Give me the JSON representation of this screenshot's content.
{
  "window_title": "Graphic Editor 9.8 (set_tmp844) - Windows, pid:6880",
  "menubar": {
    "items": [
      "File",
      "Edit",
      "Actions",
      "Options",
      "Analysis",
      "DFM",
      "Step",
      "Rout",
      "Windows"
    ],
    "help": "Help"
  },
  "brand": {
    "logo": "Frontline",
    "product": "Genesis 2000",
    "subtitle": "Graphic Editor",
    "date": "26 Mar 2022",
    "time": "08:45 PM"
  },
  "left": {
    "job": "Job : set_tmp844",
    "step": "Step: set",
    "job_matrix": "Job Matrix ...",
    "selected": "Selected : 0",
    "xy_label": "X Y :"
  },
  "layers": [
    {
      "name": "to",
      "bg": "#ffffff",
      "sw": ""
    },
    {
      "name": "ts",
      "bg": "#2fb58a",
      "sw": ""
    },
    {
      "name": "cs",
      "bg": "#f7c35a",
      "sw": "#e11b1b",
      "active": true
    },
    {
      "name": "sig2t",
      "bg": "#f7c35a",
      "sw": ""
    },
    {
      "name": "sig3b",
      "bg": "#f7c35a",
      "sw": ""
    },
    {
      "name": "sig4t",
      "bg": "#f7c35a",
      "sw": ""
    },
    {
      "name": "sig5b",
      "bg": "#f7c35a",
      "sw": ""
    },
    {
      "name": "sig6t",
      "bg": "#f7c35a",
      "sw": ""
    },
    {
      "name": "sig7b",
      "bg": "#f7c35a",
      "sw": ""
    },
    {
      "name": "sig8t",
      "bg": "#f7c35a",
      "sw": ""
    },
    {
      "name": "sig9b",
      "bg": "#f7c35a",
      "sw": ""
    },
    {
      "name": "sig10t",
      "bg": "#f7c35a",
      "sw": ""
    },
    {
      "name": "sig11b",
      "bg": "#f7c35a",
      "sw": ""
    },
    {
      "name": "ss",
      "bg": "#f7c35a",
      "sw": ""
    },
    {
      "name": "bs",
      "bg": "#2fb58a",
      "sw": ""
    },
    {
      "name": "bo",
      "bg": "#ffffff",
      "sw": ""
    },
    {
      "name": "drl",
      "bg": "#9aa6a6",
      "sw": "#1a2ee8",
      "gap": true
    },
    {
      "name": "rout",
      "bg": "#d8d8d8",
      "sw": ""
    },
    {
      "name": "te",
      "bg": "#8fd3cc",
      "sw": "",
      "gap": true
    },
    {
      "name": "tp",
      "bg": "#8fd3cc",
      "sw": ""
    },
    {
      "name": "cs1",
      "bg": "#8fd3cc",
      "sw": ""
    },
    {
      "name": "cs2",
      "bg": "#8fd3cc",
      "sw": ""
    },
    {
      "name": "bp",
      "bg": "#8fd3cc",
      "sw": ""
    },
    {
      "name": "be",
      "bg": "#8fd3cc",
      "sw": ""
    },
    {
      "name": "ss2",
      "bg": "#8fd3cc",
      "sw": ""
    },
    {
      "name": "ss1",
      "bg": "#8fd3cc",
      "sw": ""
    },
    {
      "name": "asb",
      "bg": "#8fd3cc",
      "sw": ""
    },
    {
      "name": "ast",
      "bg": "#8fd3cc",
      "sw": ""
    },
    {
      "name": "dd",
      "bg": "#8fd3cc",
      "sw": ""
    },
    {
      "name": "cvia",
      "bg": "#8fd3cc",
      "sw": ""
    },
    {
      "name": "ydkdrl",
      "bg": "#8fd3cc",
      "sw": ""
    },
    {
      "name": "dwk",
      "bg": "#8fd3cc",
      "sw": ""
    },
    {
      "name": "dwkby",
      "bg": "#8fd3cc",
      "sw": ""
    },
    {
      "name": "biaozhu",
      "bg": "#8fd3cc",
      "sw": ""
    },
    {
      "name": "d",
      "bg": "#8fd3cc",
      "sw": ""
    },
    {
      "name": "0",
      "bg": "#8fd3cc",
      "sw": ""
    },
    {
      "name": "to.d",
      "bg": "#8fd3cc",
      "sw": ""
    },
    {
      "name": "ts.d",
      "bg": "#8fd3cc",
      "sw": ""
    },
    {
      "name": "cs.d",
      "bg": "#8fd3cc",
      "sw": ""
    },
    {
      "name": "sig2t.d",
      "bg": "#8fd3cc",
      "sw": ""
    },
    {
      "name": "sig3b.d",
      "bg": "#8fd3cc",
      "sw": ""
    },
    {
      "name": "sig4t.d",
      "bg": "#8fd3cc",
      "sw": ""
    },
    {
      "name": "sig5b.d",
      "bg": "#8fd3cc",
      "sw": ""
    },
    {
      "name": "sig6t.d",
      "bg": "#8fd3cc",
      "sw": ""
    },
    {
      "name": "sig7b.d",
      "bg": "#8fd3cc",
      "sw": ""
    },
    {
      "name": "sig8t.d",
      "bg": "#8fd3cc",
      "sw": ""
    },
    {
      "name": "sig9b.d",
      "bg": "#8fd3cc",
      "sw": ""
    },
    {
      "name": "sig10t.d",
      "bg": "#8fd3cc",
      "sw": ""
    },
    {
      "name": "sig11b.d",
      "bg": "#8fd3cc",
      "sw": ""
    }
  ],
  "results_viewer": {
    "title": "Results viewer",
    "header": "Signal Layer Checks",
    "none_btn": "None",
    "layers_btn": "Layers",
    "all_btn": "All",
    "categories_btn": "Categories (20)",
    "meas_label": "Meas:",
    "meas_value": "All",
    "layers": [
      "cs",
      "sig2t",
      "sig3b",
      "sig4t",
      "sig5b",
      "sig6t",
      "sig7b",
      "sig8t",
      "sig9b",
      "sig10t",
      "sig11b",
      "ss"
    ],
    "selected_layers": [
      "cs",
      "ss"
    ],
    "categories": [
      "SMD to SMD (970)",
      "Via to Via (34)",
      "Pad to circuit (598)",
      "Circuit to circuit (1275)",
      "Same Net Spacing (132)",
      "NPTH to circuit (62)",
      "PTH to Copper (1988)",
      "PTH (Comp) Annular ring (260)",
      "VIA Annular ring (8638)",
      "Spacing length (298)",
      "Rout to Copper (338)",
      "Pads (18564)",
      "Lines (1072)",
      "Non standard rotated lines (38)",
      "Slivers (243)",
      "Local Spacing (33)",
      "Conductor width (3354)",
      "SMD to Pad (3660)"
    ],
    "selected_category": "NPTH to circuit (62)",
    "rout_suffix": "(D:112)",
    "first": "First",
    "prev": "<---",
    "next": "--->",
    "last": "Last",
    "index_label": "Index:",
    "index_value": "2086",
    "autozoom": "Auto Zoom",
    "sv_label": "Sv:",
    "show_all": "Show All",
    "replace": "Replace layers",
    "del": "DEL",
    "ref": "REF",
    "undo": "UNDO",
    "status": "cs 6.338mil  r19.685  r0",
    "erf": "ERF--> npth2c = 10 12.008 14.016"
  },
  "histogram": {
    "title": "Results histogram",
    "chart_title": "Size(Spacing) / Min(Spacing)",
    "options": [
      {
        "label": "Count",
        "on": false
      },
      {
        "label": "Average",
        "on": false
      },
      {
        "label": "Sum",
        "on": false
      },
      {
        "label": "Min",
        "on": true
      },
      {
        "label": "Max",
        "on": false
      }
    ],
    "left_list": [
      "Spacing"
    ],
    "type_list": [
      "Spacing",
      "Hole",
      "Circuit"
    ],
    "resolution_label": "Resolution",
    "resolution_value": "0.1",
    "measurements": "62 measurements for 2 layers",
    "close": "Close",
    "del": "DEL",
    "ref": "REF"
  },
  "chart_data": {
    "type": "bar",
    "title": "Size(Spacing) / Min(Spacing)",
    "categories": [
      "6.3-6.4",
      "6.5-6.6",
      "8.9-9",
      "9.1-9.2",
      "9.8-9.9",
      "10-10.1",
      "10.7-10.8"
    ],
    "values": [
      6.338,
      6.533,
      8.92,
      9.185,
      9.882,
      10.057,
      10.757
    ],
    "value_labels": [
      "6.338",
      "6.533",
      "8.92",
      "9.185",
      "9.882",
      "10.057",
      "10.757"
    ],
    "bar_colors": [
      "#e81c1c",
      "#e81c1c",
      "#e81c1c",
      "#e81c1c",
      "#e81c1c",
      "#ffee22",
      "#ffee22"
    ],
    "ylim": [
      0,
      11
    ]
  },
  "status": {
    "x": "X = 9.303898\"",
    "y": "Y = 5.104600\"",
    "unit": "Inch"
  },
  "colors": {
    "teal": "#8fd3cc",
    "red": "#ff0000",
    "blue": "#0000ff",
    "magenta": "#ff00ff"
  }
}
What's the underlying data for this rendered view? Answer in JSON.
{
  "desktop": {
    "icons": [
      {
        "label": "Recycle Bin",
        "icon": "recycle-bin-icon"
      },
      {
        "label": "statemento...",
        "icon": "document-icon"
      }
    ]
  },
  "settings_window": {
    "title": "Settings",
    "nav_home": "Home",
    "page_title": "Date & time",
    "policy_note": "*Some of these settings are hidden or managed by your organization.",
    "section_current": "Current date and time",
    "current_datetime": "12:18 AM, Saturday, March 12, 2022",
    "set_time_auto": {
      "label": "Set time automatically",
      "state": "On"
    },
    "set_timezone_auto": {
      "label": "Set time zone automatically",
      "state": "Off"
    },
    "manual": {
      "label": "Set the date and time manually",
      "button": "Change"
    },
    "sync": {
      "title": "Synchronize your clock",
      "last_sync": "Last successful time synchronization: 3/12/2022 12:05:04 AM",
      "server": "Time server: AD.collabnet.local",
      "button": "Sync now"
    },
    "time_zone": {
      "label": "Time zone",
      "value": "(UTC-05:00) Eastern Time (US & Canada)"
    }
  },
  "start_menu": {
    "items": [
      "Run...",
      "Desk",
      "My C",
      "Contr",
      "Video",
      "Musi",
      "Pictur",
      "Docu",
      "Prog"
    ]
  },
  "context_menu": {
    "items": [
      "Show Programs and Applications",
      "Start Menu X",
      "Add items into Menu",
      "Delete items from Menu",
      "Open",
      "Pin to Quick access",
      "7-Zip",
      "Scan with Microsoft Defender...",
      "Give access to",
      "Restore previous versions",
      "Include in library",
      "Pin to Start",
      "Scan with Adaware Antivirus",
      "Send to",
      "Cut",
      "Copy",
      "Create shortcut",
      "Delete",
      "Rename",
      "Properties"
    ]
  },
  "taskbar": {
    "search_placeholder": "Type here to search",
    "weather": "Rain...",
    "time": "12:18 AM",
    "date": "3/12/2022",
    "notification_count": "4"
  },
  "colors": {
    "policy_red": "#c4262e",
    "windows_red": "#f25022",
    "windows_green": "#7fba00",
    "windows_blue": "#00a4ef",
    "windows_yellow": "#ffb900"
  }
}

§ Task to complete
Taking the records above line by line, count those that hold the word "this"; the number is the entire answer.

§ Answer to the exercise
2